**TASK BRIEF**.
Which lines in the records below contain the word "Channel"? Copy each of them.
::: DATASET ROWS
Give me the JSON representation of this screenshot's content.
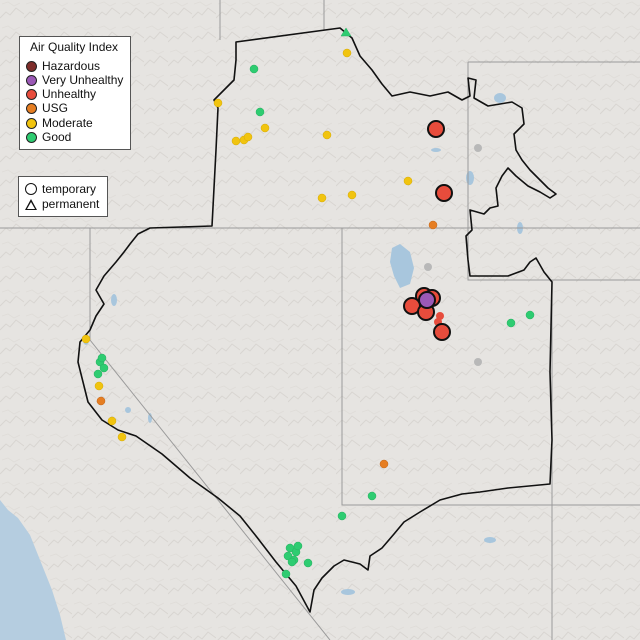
{
  "legend": {
    "title": "Air Quality Index",
    "categories": [
      {
        "label": "Hazardous",
        "color": "#7e2d2a"
      },
      {
        "label": "Very Unhealthy",
        "color": "#9b59b6"
      },
      {
        "label": "Unhealthy",
        "color": "#e74c3c"
      },
      {
        "label": "USG",
        "color": "#e67e22"
      },
      {
        "label": "Moderate",
        "color": "#f1c40f"
      },
      {
        "label": "Good",
        "color": "#2ecc71"
      }
    ],
    "types": [
      {
        "label": "temporary",
        "icon": "circle-icon"
      },
      {
        "label": "permanent",
        "icon": "triangle-icon"
      }
    ]
  },
  "colors": {
    "no_data": "#b8b8b8",
    "ocean": "#b5cde0",
    "lake": "#a8c6dd",
    "land": "#e6e4e1",
    "boundary": "#111111",
    "state_line": "#9a9a9a"
  }
}
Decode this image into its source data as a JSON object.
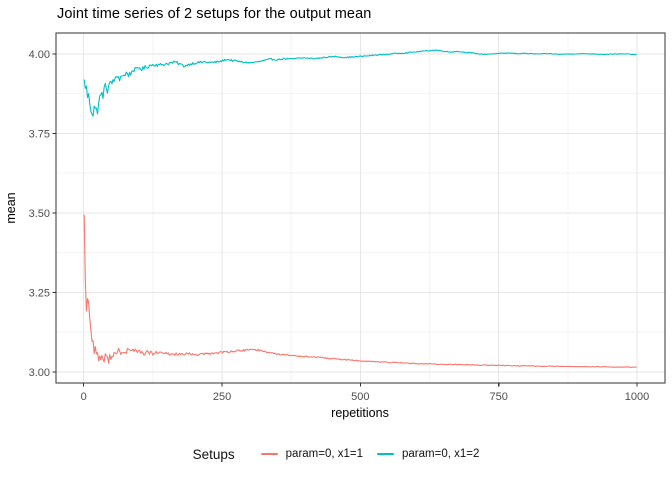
{
  "chart_data": {
    "type": "line",
    "title": "Joint time series of 2 setups for the output mean",
    "xlabel": "repetitions",
    "ylabel": "mean",
    "legend_title": "Setups",
    "legend_position": "bottom",
    "grid": "major-and-minor",
    "xlim": [
      -50,
      1050.5
    ],
    "ylim": [
      2.965,
      4.066
    ],
    "xticks": [
      0,
      250,
      500,
      750,
      1000
    ],
    "xtick_labels": [
      "0",
      "250",
      "500",
      "750",
      "1000"
    ],
    "yticks": [
      3.0,
      3.25,
      3.5,
      3.75,
      4.0
    ],
    "ytick_labels": [
      "3.00",
      "3.25",
      "3.50",
      "3.75",
      "4.00"
    ],
    "x_minor": [
      125,
      375,
      625,
      875
    ],
    "y_minor": [
      3.125,
      3.375,
      3.625,
      3.875
    ],
    "colors": {
      "major_grid": "#E6E6E6",
      "minor_grid": "#F3F3F3",
      "panel_border": "#333333",
      "tick_mark": "#333333",
      "tick_label": "#4D4D4D",
      "axis_title": "#000000",
      "background": "#FFFFFF"
    },
    "noise": {
      "step": 2,
      "base": 0.85,
      "offset": 12,
      "cap": 0.022,
      "floor": 0.0008
    },
    "series": [
      {
        "name": "param=0, x1=1",
        "color": "#F8766D",
        "seed": 77,
        "anchors": [
          [
            1,
            3.505
          ],
          [
            2,
            3.42
          ],
          [
            3,
            3.3
          ],
          [
            4,
            3.24
          ],
          [
            5,
            3.19
          ],
          [
            6,
            3.21
          ],
          [
            7,
            3.23
          ],
          [
            8,
            3.19
          ],
          [
            9,
            3.21
          ],
          [
            10,
            3.225
          ],
          [
            11,
            3.18
          ],
          [
            12,
            3.15
          ],
          [
            13,
            3.13
          ],
          [
            14,
            3.12
          ],
          [
            15,
            3.11
          ],
          [
            16,
            3.1
          ],
          [
            17,
            3.09
          ],
          [
            18,
            3.085
          ],
          [
            20,
            3.075
          ],
          [
            22,
            3.065
          ],
          [
            24,
            3.05
          ],
          [
            26,
            3.042
          ],
          [
            28,
            3.058
          ],
          [
            30,
            3.035
          ],
          [
            32,
            3.048
          ],
          [
            34,
            3.055
          ],
          [
            36,
            3.03
          ],
          [
            38,
            3.04
          ],
          [
            40,
            3.046
          ],
          [
            43,
            3.036
          ],
          [
            46,
            3.044
          ],
          [
            50,
            3.054
          ],
          [
            54,
            3.058
          ],
          [
            58,
            3.05
          ],
          [
            62,
            3.062
          ],
          [
            66,
            3.067
          ],
          [
            70,
            3.056
          ],
          [
            74,
            3.06
          ],
          [
            78,
            3.066
          ],
          [
            82,
            3.07
          ],
          [
            86,
            3.062
          ],
          [
            90,
            3.072
          ],
          [
            95,
            3.067
          ],
          [
            100,
            3.062
          ],
          [
            108,
            3.058
          ],
          [
            116,
            3.062
          ],
          [
            124,
            3.057
          ],
          [
            132,
            3.06
          ],
          [
            140,
            3.059
          ],
          [
            150,
            3.057
          ],
          [
            160,
            3.055
          ],
          [
            170,
            3.057
          ],
          [
            180,
            3.054
          ],
          [
            190,
            3.056
          ],
          [
            200,
            3.054
          ],
          [
            212,
            3.055
          ],
          [
            224,
            3.057
          ],
          [
            236,
            3.059
          ],
          [
            248,
            3.061
          ],
          [
            260,
            3.063
          ],
          [
            272,
            3.065
          ],
          [
            284,
            3.067
          ],
          [
            296,
            3.069
          ],
          [
            308,
            3.07
          ],
          [
            318,
            3.068
          ],
          [
            330,
            3.063
          ],
          [
            342,
            3.059
          ],
          [
            354,
            3.055
          ],
          [
            366,
            3.053
          ],
          [
            378,
            3.051
          ],
          [
            390,
            3.05
          ],
          [
            404,
            3.048
          ],
          [
            418,
            3.046
          ],
          [
            432,
            3.044
          ],
          [
            446,
            3.042
          ],
          [
            460,
            3.04
          ],
          [
            475,
            3.038
          ],
          [
            490,
            3.036
          ],
          [
            505,
            3.034
          ],
          [
            520,
            3.033
          ],
          [
            535,
            3.031
          ],
          [
            550,
            3.03
          ],
          [
            565,
            3.029
          ],
          [
            580,
            3.028
          ],
          [
            600,
            3.026
          ],
          [
            620,
            3.025
          ],
          [
            640,
            3.024
          ],
          [
            660,
            3.023
          ],
          [
            680,
            3.023
          ],
          [
            700,
            3.022
          ],
          [
            720,
            3.021
          ],
          [
            740,
            3.021
          ],
          [
            760,
            3.02
          ],
          [
            780,
            3.019
          ],
          [
            800,
            3.019
          ],
          [
            820,
            3.018
          ],
          [
            840,
            3.018
          ],
          [
            860,
            3.017
          ],
          [
            880,
            3.017
          ],
          [
            900,
            3.016
          ],
          [
            920,
            3.016
          ],
          [
            940,
            3.016
          ],
          [
            960,
            3.015
          ],
          [
            980,
            3.015
          ],
          [
            1000,
            3.015
          ]
        ]
      },
      {
        "name": "param=0, x1=2",
        "color": "#00BFC4",
        "seed": 1234,
        "anchors": [
          [
            1,
            3.91
          ],
          [
            2,
            3.845
          ],
          [
            3,
            3.905
          ],
          [
            4,
            3.82
          ],
          [
            5,
            3.888
          ],
          [
            6,
            3.83
          ],
          [
            7,
            3.87
          ],
          [
            8,
            3.825
          ],
          [
            9,
            3.862
          ],
          [
            10,
            3.82
          ],
          [
            11,
            3.852
          ],
          [
            12,
            3.858
          ],
          [
            13,
            3.83
          ],
          [
            14,
            3.86
          ],
          [
            15,
            3.825
          ],
          [
            16,
            3.852
          ],
          [
            17,
            3.815
          ],
          [
            18,
            3.845
          ],
          [
            20,
            3.83
          ],
          [
            22,
            3.812
          ],
          [
            24,
            3.822
          ],
          [
            26,
            3.84
          ],
          [
            28,
            3.852
          ],
          [
            30,
            3.862
          ],
          [
            33,
            3.872
          ],
          [
            36,
            3.878
          ],
          [
            40,
            3.898
          ],
          [
            43,
            3.89
          ],
          [
            46,
            3.906
          ],
          [
            50,
            3.902
          ],
          [
            54,
            3.923
          ],
          [
            58,
            3.916
          ],
          [
            62,
            3.932
          ],
          [
            66,
            3.922
          ],
          [
            70,
            3.938
          ],
          [
            74,
            3.928
          ],
          [
            78,
            3.944
          ],
          [
            82,
            3.933
          ],
          [
            86,
            3.942
          ],
          [
            90,
            3.952
          ],
          [
            95,
            3.948
          ],
          [
            100,
            3.958
          ],
          [
            106,
            3.952
          ],
          [
            112,
            3.958
          ],
          [
            118,
            3.963
          ],
          [
            124,
            3.966
          ],
          [
            130,
            3.968
          ],
          [
            136,
            3.964
          ],
          [
            142,
            3.967
          ],
          [
            150,
            3.969
          ],
          [
            158,
            3.972
          ],
          [
            166,
            3.974
          ],
          [
            174,
            3.968
          ],
          [
            182,
            3.962
          ],
          [
            190,
            3.967
          ],
          [
            198,
            3.971
          ],
          [
            208,
            3.973
          ],
          [
            218,
            3.975
          ],
          [
            228,
            3.973
          ],
          [
            238,
            3.974
          ],
          [
            248,
            3.977
          ],
          [
            258,
            3.983
          ],
          [
            268,
            3.98
          ],
          [
            278,
            3.977
          ],
          [
            290,
            3.974
          ],
          [
            302,
            3.972
          ],
          [
            314,
            3.975
          ],
          [
            326,
            3.979
          ],
          [
            338,
            3.984
          ],
          [
            350,
            3.982
          ],
          [
            362,
            3.985
          ],
          [
            374,
            3.984
          ],
          [
            386,
            3.986
          ],
          [
            398,
            3.988
          ],
          [
            410,
            3.986
          ],
          [
            422,
            3.986
          ],
          [
            434,
            3.989
          ],
          [
            446,
            3.991
          ],
          [
            458,
            3.992
          ],
          [
            470,
            3.989
          ],
          [
            482,
            3.99
          ],
          [
            494,
            3.992
          ],
          [
            506,
            3.993
          ],
          [
            518,
            3.995
          ],
          [
            530,
            3.997
          ],
          [
            542,
            3.998
          ],
          [
            554,
            4.0
          ],
          [
            566,
            4.002
          ],
          [
            578,
            4.003
          ],
          [
            590,
            4.005
          ],
          [
            602,
            4.007
          ],
          [
            614,
            4.009
          ],
          [
            626,
            4.011
          ],
          [
            638,
            4.012
          ],
          [
            650,
            4.009
          ],
          [
            662,
            4.006
          ],
          [
            674,
            4.008
          ],
          [
            686,
            4.006
          ],
          [
            698,
            4.004
          ],
          [
            710,
            4.001
          ],
          [
            722,
            3.999
          ],
          [
            734,
            4.0
          ],
          [
            746,
            4.001
          ],
          [
            758,
            4.002
          ],
          [
            770,
            4.003
          ],
          [
            782,
            4.001
          ],
          [
            794,
            4.002
          ],
          [
            806,
            4.001
          ],
          [
            820,
            4.0
          ],
          [
            840,
            4.001
          ],
          [
            860,
            3.999
          ],
          [
            880,
            4.0
          ],
          [
            900,
            4.001
          ],
          [
            920,
            4.0
          ],
          [
            940,
            3.999
          ],
          [
            960,
            4.0
          ],
          [
            980,
            4.0
          ],
          [
            1000,
            3.998
          ]
        ]
      }
    ]
  }
}
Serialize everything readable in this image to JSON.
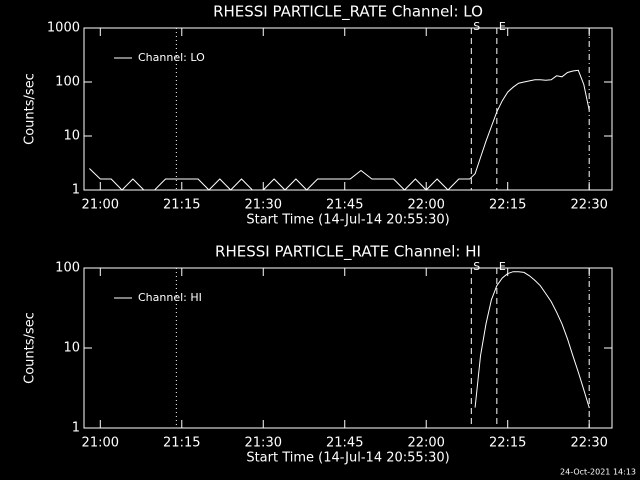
{
  "chart_data": [
    {
      "type": "line",
      "title": "RHESSI PARTICLE_RATE Channel: LO",
      "x_label": "Start Time (14-Jul-14 20:55:30)",
      "y_label": "Counts/sec",
      "log_y": true,
      "legend": "upper left",
      "xlim": [
        1257,
        1354.2
      ],
      "ylim": [
        1,
        1000
      ],
      "xticks": [
        {
          "value": 1260,
          "label": "21:00"
        },
        {
          "value": 1275,
          "label": "21:15"
        },
        {
          "value": 1290,
          "label": "21:30"
        },
        {
          "value": 1305,
          "label": "21:45"
        },
        {
          "value": 1320,
          "label": "22:00"
        },
        {
          "value": 1335,
          "label": "22:15"
        },
        {
          "value": 1350,
          "label": "22:30"
        }
      ],
      "yticks": [
        1,
        10,
        100,
        1000
      ],
      "markers": [
        {
          "x": 1274,
          "style": "dotted"
        },
        {
          "x": 1328.3,
          "style": "dashed",
          "label": "S"
        },
        {
          "x": 1333,
          "style": "dashed",
          "label": "E"
        },
        {
          "x": 1350,
          "style": "dashdot"
        }
      ],
      "series": [
        {
          "name": "Channel: LO",
          "color": "#ffffff",
          "x": [
            1258,
            1260,
            1262,
            1264,
            1266,
            1268,
            1270,
            1272,
            1274,
            1276,
            1278,
            1280,
            1282,
            1284,
            1286,
            1288,
            1290,
            1292,
            1294,
            1296,
            1298,
            1300,
            1302,
            1304,
            1306,
            1308,
            1310,
            1312,
            1314,
            1316,
            1318,
            1320,
            1322,
            1324,
            1326,
            1328,
            1329,
            1330,
            1331,
            1332,
            1333,
            1334,
            1335,
            1336,
            1337,
            1338,
            1339,
            1340,
            1341,
            1342,
            1343,
            1344,
            1345,
            1346,
            1347,
            1348,
            1349,
            1350
          ],
          "values": [
            2.5,
            1.6,
            1.6,
            1,
            1.6,
            1,
            1,
            1.6,
            1.6,
            1.6,
            1.6,
            1,
            1.6,
            1,
            1.6,
            1,
            1,
            1.6,
            1,
            1.6,
            1,
            1.6,
            1.6,
            1.6,
            1.6,
            2.3,
            1.6,
            1.6,
            1.6,
            1,
            1.6,
            1,
            1.6,
            1,
            1.6,
            1.6,
            2,
            4,
            8,
            15,
            28,
            45,
            65,
            80,
            95,
            100,
            105,
            110,
            110,
            108,
            110,
            130,
            125,
            150,
            160,
            165,
            90,
            30
          ]
        }
      ]
    },
    {
      "type": "line",
      "title": "RHESSI PARTICLE_RATE Channel: HI",
      "x_label": "Start Time (14-Jul-14 20:55:30)",
      "y_label": "Counts/sec",
      "log_y": true,
      "legend": "upper left",
      "xlim": [
        1257,
        1354.2
      ],
      "ylim": [
        1,
        100
      ],
      "xticks": [
        {
          "value": 1260,
          "label": "21:00"
        },
        {
          "value": 1275,
          "label": "21:15"
        },
        {
          "value": 1290,
          "label": "21:30"
        },
        {
          "value": 1305,
          "label": "21:45"
        },
        {
          "value": 1320,
          "label": "22:00"
        },
        {
          "value": 1335,
          "label": "22:15"
        },
        {
          "value": 1350,
          "label": "22:30"
        }
      ],
      "yticks": [
        1,
        10,
        100
      ],
      "markers": [
        {
          "x": 1274,
          "style": "dotted"
        },
        {
          "x": 1328.3,
          "style": "dashed",
          "label": "S"
        },
        {
          "x": 1333,
          "style": "dashed",
          "label": "E"
        },
        {
          "x": 1350,
          "style": "dashdot"
        }
      ],
      "series": [
        {
          "name": "Channel: HI",
          "color": "#ffffff",
          "x": [
            1329,
            1330,
            1331,
            1332,
            1333,
            1334,
            1335,
            1336,
            1337,
            1338,
            1339,
            1340,
            1341,
            1342,
            1343,
            1344,
            1345,
            1346,
            1347,
            1348,
            1349,
            1350
          ],
          "values": [
            1.8,
            8,
            20,
            40,
            60,
            75,
            85,
            90,
            90,
            88,
            80,
            70,
            60,
            48,
            38,
            28,
            20,
            13,
            8,
            5,
            3,
            1.8
          ]
        }
      ]
    }
  ],
  "footer": "24-Oct-2021 14:13"
}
::::::
**RESULT**.
      "title": "RHESSI PARTICLE_RATE Channel: LO",
          "name": "Channel: LO",
      "title": "RHESSI PARTICLE_RATE Channel: HI",
          "name": "Channel: HI",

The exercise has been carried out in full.